Task brief
Look for the string "Dieu" in every line, and copy each line that has it.

Data for processing
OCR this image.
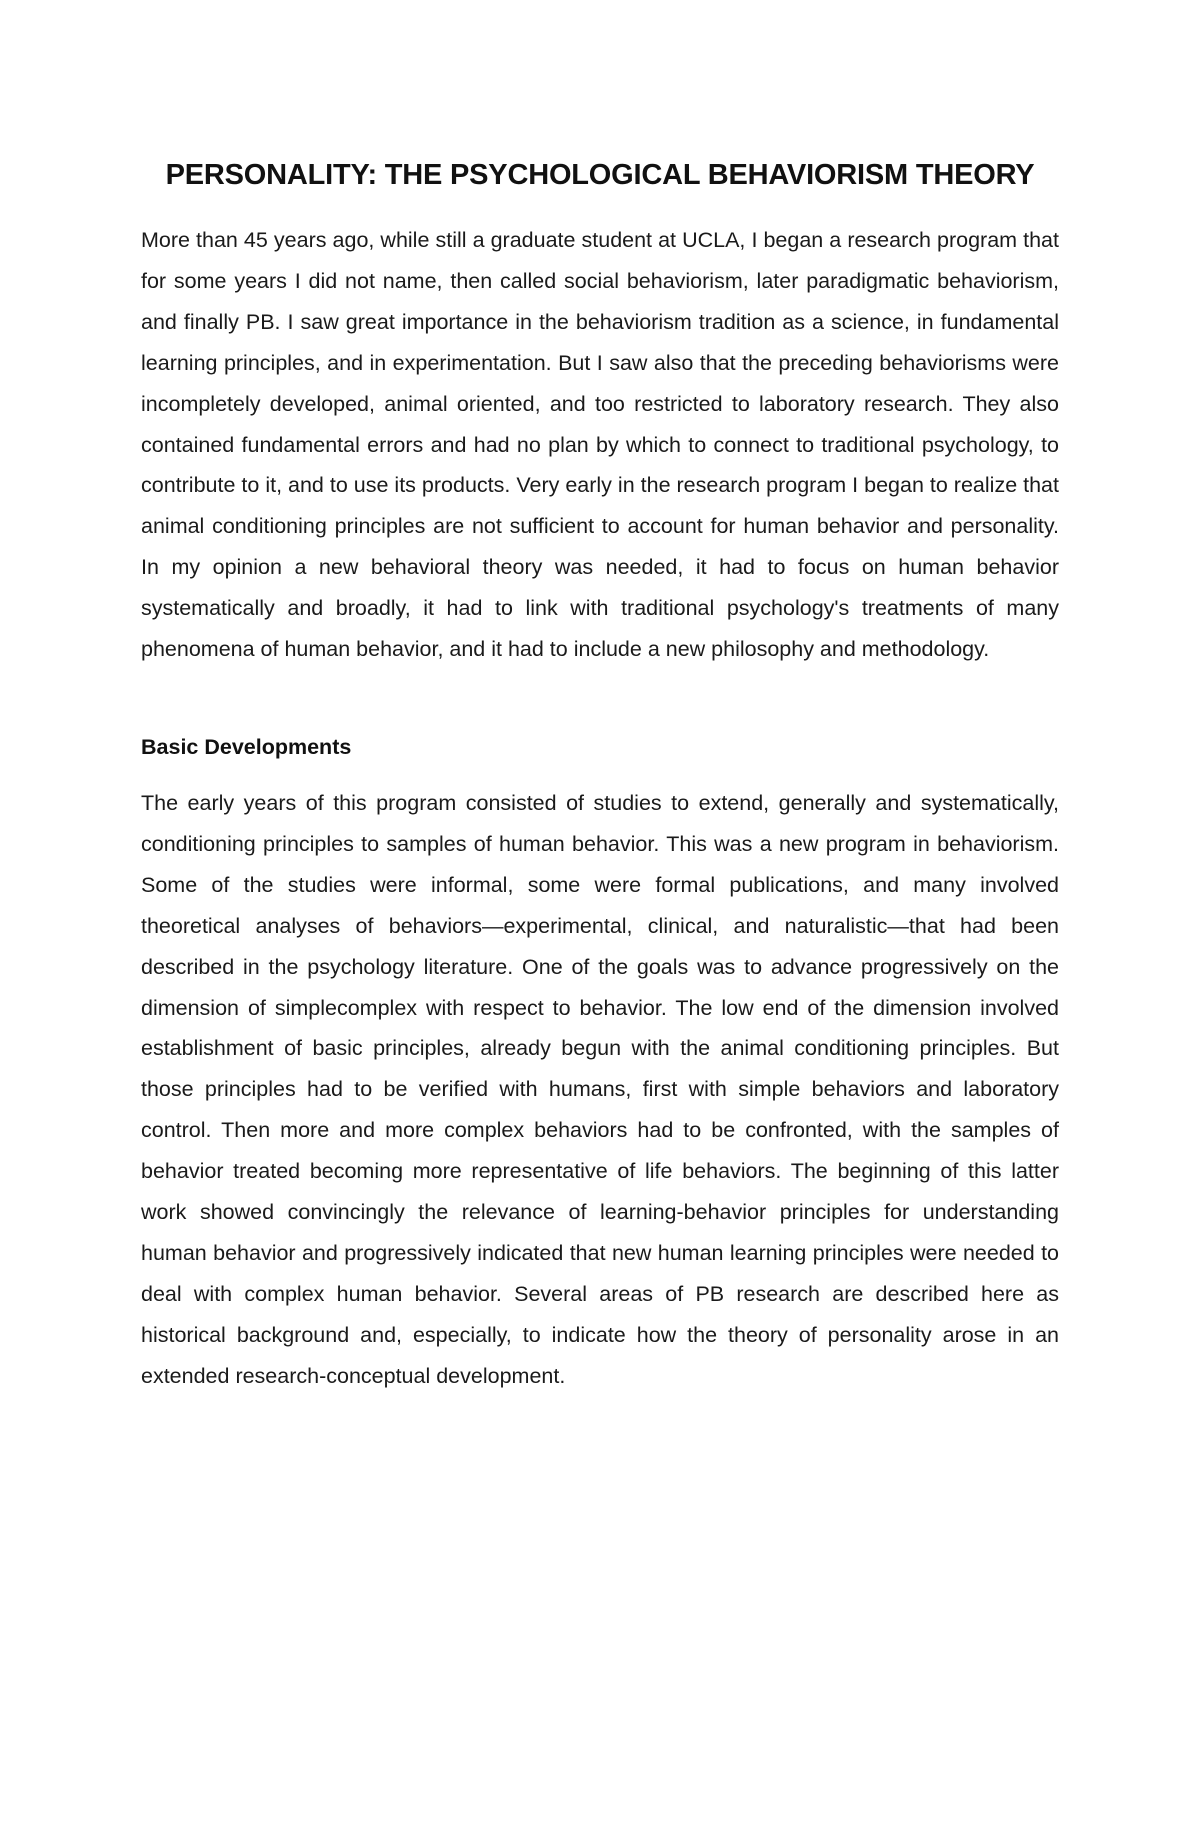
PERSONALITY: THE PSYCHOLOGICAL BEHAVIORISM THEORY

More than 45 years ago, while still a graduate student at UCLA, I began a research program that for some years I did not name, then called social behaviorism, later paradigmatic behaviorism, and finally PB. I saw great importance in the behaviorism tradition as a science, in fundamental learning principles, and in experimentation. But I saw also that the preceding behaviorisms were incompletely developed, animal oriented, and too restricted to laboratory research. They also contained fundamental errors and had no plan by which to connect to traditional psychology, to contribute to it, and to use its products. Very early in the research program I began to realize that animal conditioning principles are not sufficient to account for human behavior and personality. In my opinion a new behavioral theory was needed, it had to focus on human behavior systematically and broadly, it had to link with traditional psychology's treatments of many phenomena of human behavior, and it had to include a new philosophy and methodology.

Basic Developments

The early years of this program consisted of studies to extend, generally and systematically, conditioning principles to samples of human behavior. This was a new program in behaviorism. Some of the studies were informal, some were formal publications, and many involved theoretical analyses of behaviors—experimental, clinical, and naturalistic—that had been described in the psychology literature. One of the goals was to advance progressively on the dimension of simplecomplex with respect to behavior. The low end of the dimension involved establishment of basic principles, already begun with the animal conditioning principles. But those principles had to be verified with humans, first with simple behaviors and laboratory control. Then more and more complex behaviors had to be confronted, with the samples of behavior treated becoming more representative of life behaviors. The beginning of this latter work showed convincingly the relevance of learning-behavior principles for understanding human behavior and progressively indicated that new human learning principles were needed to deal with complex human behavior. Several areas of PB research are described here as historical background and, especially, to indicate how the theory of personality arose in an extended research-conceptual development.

==

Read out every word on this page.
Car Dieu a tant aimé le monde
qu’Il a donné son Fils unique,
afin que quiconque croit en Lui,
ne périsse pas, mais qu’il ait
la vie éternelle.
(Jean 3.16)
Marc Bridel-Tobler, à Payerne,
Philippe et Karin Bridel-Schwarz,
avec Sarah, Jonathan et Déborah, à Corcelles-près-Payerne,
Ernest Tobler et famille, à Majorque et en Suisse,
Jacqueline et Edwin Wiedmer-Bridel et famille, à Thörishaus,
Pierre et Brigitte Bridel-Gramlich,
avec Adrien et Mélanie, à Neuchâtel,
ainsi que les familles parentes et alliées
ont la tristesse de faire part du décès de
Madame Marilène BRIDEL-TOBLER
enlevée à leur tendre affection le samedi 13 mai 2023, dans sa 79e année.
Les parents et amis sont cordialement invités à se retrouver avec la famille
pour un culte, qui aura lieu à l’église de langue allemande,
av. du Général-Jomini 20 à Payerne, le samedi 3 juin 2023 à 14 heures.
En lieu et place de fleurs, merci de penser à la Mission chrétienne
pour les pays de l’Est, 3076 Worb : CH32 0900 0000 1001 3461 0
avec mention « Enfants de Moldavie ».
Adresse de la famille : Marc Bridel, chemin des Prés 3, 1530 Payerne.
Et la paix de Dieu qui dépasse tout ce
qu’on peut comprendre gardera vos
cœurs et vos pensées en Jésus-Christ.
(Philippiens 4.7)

...

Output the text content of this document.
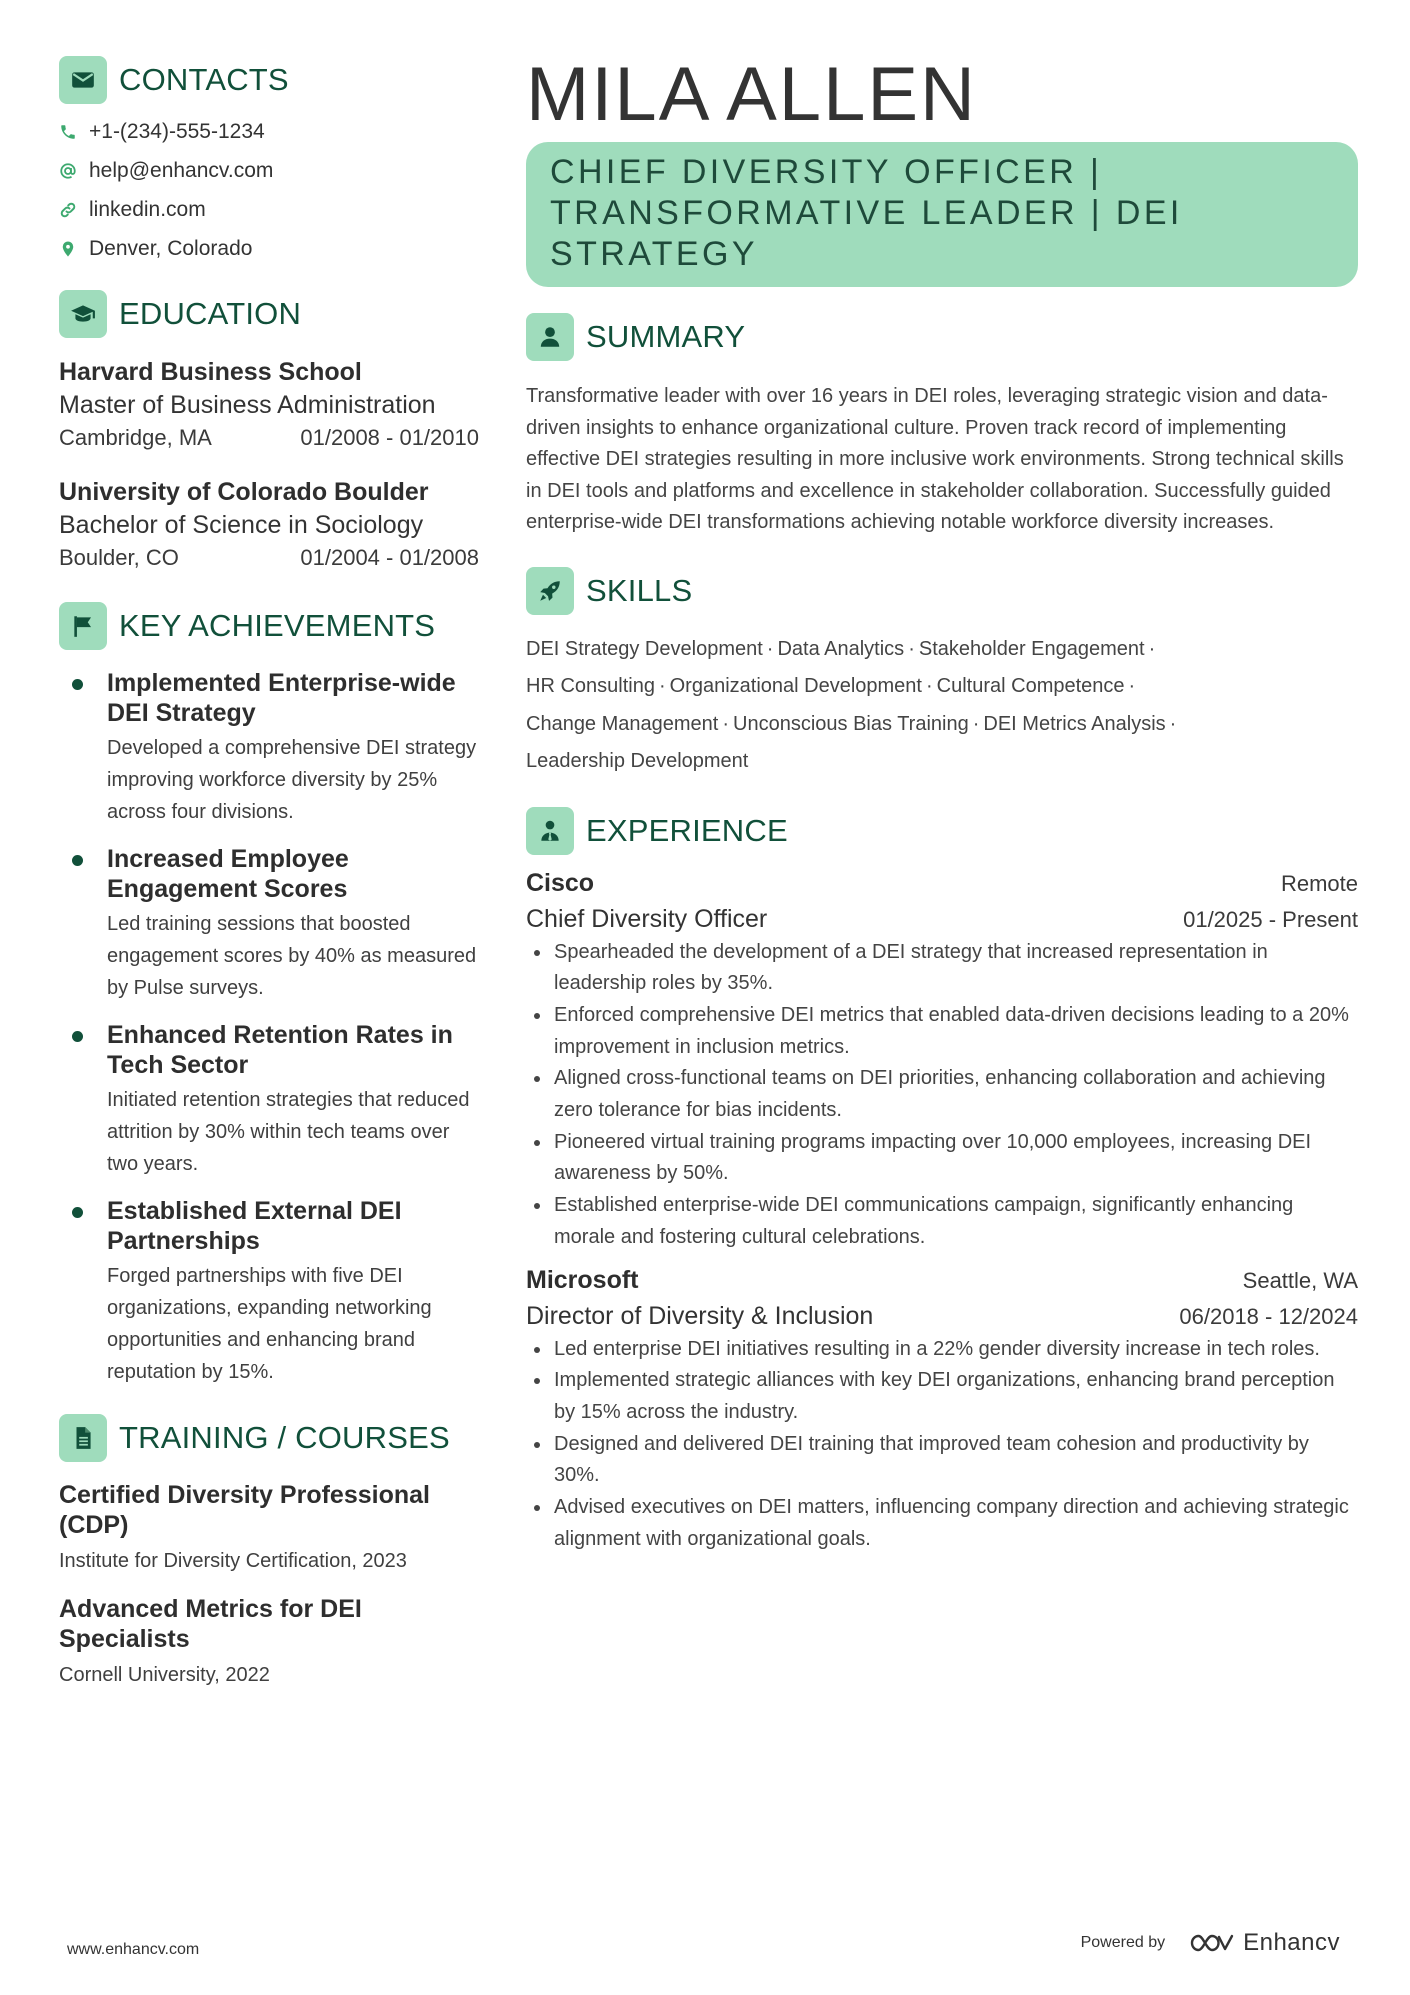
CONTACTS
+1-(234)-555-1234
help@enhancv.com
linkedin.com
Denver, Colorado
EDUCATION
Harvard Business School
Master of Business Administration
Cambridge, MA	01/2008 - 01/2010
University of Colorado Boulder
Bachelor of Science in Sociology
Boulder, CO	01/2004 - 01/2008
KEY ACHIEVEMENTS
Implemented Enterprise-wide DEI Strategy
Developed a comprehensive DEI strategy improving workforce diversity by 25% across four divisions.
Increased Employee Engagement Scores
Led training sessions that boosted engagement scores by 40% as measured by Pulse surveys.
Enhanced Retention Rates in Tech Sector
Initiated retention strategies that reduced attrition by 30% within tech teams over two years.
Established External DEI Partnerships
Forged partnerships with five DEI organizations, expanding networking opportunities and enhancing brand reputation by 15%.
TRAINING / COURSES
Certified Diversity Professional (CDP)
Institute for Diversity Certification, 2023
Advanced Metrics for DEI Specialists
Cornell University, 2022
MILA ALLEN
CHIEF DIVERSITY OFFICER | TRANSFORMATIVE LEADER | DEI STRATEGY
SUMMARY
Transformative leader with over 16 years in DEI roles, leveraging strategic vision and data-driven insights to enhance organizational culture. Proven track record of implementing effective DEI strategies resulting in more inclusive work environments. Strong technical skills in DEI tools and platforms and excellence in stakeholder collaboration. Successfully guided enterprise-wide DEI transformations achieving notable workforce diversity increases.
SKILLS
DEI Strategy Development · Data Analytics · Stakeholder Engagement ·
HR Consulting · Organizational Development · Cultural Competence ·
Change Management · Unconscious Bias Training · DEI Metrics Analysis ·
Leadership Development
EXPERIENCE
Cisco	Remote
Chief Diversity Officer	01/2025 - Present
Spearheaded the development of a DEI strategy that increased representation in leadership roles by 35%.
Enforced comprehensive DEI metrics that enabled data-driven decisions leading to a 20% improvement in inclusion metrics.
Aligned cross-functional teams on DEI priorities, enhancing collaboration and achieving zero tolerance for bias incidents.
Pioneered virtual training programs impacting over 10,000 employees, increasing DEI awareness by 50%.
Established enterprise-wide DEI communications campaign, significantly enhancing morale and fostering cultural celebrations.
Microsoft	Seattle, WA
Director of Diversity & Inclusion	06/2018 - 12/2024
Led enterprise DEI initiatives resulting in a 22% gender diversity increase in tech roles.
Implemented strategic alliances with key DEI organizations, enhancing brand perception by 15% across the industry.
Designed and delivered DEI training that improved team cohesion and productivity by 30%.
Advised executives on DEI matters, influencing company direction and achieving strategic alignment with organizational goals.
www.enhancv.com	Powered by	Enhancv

Task output
Car Dieu a tant aimé le monde
Et la paix de Dieu qui dépasse tout ce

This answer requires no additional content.